[Challenge]: Extract the data exactly, missing nothing.

Dataset entries

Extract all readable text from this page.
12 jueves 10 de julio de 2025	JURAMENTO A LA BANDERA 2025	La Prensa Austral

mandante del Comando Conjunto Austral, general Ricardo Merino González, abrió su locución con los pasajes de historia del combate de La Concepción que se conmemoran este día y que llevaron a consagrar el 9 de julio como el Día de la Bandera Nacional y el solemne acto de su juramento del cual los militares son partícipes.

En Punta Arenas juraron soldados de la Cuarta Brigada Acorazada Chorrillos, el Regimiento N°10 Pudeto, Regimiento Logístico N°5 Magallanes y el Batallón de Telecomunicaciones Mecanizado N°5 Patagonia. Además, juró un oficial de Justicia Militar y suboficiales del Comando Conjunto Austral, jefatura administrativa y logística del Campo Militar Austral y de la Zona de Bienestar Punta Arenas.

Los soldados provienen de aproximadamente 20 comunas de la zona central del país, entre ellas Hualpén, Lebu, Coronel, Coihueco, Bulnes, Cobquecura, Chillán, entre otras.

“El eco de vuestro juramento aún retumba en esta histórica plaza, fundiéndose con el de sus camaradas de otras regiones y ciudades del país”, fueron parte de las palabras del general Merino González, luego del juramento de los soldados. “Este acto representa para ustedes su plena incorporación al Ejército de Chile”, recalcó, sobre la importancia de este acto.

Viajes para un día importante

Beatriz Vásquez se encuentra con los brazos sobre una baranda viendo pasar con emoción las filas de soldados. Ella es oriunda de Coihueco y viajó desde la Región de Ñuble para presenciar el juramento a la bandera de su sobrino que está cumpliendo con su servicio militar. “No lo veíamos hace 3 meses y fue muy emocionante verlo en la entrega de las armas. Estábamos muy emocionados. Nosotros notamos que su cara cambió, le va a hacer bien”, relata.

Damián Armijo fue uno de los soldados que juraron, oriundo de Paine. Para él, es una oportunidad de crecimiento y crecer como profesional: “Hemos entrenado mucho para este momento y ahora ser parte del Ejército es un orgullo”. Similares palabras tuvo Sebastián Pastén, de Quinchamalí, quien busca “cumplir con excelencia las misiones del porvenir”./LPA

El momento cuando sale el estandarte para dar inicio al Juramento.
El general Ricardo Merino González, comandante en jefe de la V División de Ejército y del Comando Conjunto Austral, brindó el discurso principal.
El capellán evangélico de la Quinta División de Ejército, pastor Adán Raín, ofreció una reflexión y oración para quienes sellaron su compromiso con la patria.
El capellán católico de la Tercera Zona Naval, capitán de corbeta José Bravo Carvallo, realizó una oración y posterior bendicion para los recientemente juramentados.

[The reply]:
Extract all readable text from this page.
12 jueves 10 de julio de 2025	JURAMENTO A LA BANDERA 2025	La Prensa Austral

mandante del Comando Conjunto Austral, general Ricardo Merino González, abrió su locución con los pasajes de historia del combate de La Concepción que se conmemoran este día y que llevaron a consagrar el 9 de julio como el Día de la Bandera Nacional y el solemne acto de su juramento del cual los militares son partícipes.

En Punta Arenas juraron soldados de la Cuarta Brigada Acorazada Chorrillos, el Regimiento N°10 Pudeto, Regimiento Logístico N°5 Magallanes y el Batallón de Telecomunicaciones Mecanizado N°5 Patagonia. Además, juró un oficial de Justicia Militar y suboficiales del Comando Conjunto Austral, jefatura administrativa y logística del Campo Militar Austral y de la Zona de Bienestar Punta Arenas.

Los soldados provienen de aproximadamente 20 comunas de la zona central del país, entre ellas Hualpén, Lebu, Coronel, Coihueco, Bulnes, Cobquecura, Chillán, entre otras.

“El eco de vuestro juramento aún retumba en esta histórica plaza, fundiéndose con el de sus camaradas de otras regiones y ciudades del país”, fueron parte de las palabras del general Merino González, luego del juramento de los soldados. “Este acto representa para ustedes su plena incorporación al Ejército de Chile”, recalcó, sobre la importancia de este acto.

Viajes para un día importante

Beatriz Vásquez se encuentra con los brazos sobre una baranda viendo pasar con emoción las filas de soldados. Ella es oriunda de Coihueco y viajó desde la Región de Ñuble para presenciar el juramento a la bandera de su sobrino que está cumpliendo con su servicio militar. “No lo veíamos hace 3 meses y fue muy emocionante verlo en la entrega de las armas. Estábamos muy emocionados. Nosotros notamos que su cara cambió, le va a hacer bien”, relata.

Damián Armijo fue uno de los soldados que juraron, oriundo de Paine. Para él, es una oportunidad de crecimiento y crecer como profesional: “Hemos entrenado mucho para este momento y ahora ser parte del Ejército es un orgullo”. Similares palabras tuvo Sebastián Pastén, de Quinchamalí, quien busca “cumplir con excelencia las misiones del porvenir”./LPA

El momento cuando sale el estandarte para dar inicio al Juramento.
El general Ricardo Merino González, comandante en jefe de la V División de Ejército y del Comando Conjunto Austral, brindó el discurso principal.
El capellán evangélico de la Quinta División de Ejército, pastor Adán Raín, ofreció una reflexión y oración para quienes sellaron su compromiso con la patria.
El capellán católico de la Tercera Zona Naval, capitán de corbeta José Bravo Carvallo, realizó una oración y posterior bendicion para los recientemente juramentados.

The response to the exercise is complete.